[Labeled box lines]
+--
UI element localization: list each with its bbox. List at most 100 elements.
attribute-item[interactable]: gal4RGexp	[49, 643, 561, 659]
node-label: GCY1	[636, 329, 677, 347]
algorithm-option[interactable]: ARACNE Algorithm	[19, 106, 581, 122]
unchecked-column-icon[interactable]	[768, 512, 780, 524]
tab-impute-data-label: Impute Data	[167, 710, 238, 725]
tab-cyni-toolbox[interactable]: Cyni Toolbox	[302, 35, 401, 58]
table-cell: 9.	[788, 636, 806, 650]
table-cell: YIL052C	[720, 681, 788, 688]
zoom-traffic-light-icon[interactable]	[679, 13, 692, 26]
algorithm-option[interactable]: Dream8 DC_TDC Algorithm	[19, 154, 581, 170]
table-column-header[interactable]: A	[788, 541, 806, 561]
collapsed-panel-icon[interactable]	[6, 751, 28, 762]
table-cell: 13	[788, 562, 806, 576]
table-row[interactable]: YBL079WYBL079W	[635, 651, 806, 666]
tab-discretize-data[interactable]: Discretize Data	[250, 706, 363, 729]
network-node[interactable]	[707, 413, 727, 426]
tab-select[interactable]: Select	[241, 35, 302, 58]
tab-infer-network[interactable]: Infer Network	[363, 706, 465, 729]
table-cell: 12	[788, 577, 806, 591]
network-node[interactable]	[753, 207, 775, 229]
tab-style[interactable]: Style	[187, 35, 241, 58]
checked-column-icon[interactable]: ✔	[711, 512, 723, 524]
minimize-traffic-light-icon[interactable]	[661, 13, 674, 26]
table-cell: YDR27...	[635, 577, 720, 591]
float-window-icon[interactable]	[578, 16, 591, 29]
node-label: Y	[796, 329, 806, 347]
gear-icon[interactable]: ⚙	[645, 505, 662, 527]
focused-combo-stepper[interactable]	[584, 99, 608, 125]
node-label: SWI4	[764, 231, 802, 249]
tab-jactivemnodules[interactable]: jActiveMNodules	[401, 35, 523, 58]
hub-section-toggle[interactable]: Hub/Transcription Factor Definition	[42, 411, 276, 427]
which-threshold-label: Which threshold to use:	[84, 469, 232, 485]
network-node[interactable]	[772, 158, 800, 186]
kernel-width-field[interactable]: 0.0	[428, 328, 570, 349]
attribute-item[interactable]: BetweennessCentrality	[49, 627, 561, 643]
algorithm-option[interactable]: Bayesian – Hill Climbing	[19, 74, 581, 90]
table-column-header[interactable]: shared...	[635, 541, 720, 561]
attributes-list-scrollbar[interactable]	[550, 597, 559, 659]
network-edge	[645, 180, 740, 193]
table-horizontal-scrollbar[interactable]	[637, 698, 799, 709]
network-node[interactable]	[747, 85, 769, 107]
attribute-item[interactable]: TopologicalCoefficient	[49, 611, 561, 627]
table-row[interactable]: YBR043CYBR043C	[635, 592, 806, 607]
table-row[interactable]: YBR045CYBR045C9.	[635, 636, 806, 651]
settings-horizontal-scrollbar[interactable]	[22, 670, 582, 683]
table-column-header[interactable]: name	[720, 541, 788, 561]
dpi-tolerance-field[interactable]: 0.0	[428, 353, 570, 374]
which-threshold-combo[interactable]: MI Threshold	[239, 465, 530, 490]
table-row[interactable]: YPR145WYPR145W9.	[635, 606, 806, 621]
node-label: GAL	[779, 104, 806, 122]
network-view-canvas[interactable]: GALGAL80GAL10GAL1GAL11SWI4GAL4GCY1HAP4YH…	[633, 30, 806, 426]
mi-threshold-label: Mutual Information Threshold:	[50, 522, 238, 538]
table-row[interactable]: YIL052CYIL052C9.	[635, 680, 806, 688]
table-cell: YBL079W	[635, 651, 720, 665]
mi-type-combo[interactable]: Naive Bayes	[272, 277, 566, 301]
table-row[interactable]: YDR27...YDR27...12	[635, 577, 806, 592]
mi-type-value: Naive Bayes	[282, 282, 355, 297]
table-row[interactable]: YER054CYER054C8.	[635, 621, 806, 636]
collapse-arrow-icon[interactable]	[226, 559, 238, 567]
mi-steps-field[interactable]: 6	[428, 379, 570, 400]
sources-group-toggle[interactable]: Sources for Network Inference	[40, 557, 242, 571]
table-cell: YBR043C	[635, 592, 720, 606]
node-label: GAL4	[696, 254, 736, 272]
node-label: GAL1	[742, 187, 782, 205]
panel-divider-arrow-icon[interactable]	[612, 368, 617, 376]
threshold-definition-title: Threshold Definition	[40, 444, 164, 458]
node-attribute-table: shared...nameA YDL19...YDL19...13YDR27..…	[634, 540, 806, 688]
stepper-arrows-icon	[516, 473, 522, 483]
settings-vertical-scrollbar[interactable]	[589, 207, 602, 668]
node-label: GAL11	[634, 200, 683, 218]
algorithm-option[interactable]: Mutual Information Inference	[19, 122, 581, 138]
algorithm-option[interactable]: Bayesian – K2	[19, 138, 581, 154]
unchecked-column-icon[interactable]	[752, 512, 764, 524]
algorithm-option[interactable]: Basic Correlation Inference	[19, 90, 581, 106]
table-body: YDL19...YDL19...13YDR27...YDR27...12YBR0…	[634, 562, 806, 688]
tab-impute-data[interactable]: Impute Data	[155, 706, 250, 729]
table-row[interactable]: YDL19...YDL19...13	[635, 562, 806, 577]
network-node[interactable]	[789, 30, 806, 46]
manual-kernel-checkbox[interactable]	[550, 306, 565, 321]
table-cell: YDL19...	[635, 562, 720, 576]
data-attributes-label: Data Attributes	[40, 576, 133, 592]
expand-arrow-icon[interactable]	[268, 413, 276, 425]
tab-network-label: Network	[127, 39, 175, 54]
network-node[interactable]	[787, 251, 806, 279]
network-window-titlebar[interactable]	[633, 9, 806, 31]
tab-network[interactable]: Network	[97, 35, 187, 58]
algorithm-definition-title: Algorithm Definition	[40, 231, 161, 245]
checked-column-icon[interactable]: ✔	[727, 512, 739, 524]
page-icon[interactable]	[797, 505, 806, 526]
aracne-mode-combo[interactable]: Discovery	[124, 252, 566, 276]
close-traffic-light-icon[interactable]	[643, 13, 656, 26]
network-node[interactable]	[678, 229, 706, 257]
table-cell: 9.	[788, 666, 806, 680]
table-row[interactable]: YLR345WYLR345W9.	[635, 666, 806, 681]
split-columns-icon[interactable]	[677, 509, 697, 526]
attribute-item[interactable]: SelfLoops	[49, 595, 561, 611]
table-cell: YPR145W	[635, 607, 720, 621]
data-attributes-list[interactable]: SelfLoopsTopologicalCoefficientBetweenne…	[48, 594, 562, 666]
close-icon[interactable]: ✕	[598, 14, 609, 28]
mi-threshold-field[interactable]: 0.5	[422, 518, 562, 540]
+--
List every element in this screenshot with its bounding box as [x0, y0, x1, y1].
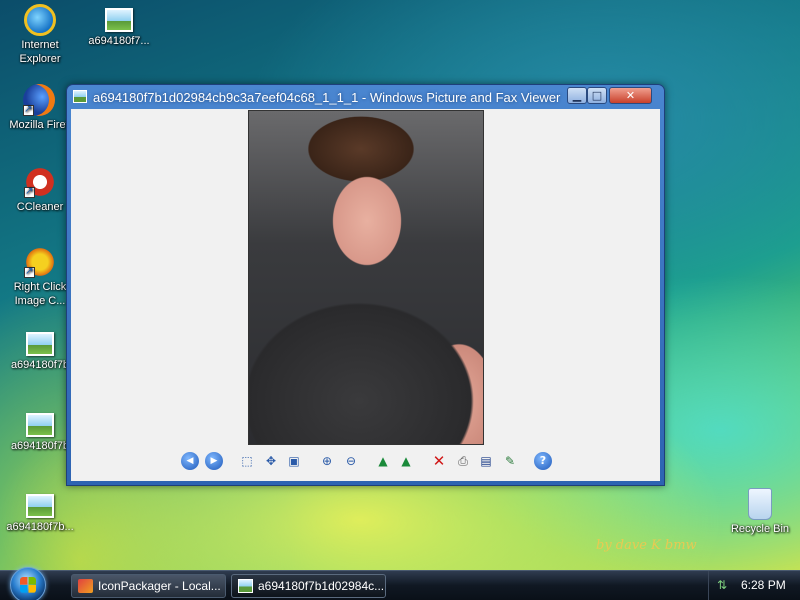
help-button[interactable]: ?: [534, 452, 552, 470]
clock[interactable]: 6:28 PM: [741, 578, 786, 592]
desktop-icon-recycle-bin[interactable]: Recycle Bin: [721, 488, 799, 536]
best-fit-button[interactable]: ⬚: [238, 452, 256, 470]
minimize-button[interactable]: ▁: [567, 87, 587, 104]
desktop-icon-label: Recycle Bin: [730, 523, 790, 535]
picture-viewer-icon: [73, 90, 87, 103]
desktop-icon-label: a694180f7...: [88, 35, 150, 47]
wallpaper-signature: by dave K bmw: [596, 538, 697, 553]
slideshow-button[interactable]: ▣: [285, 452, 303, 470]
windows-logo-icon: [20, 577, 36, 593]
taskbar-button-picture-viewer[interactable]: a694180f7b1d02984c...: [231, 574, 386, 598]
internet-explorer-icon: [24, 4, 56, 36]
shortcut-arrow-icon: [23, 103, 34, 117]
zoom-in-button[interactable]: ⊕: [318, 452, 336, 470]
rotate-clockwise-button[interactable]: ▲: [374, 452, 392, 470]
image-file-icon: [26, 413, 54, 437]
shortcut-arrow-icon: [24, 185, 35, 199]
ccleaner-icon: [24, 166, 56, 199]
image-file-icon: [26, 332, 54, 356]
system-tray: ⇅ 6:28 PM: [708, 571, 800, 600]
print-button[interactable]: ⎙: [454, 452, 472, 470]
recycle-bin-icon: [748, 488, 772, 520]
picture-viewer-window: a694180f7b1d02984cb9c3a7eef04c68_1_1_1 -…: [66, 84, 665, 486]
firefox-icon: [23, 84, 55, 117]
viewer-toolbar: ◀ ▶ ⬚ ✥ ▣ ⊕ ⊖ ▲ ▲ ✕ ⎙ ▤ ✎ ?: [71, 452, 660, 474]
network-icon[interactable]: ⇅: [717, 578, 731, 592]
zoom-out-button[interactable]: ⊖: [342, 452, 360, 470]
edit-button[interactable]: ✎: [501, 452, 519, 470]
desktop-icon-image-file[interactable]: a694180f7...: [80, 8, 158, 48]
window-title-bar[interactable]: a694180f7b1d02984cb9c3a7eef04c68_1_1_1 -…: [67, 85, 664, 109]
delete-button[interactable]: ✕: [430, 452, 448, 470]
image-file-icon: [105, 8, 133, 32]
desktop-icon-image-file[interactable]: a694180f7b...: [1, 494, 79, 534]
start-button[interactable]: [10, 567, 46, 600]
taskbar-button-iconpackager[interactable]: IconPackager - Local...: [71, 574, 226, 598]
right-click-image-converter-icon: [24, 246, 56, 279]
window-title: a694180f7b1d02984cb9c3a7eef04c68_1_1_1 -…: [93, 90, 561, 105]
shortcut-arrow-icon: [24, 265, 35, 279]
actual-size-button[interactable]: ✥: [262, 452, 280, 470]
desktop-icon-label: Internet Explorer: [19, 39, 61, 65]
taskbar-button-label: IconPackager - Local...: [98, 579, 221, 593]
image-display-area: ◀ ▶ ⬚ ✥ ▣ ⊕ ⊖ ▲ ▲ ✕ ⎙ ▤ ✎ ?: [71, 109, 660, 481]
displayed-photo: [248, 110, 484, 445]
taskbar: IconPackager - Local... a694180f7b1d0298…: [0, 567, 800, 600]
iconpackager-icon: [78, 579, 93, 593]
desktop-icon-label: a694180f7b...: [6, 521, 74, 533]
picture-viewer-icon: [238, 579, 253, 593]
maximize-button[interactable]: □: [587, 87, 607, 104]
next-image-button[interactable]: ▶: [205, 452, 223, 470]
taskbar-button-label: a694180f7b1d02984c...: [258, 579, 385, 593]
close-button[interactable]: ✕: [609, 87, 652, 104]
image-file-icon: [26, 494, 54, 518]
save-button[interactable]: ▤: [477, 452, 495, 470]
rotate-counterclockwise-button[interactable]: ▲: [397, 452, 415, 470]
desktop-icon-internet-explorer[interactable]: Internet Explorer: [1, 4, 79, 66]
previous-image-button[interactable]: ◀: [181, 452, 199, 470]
+--
Please format the stretch of lines from the one containing "UI element localization: list" through the one containing "35, 401, 58]" as a Markdown table with the columns Row and Line, giving each line its row number and leaving out blank lines.

| Row | Line |
|---|---|
| 1 | UI element localization: list each with its bbox. List at most 100 elements. |
| 2 | attribute-item[interactable]: gal4RGexp	[49, 643, 561, 659] |
| 3 | node-label: GCY1	[636, 329, 677, 347] |
| 4 | algorithm-option[interactable]: ARACNE Algorithm	[19, 106, 581, 122] |
| 5 | unchecked-column-icon[interactable]	[768, 512, 780, 524] |
| 6 | tab-impute-data-label: Impute Data	[167, 710, 238, 725] |
| 7 | tab-cyni-toolbox[interactable]: Cyni Toolbox	[302, 35, 401, 58] |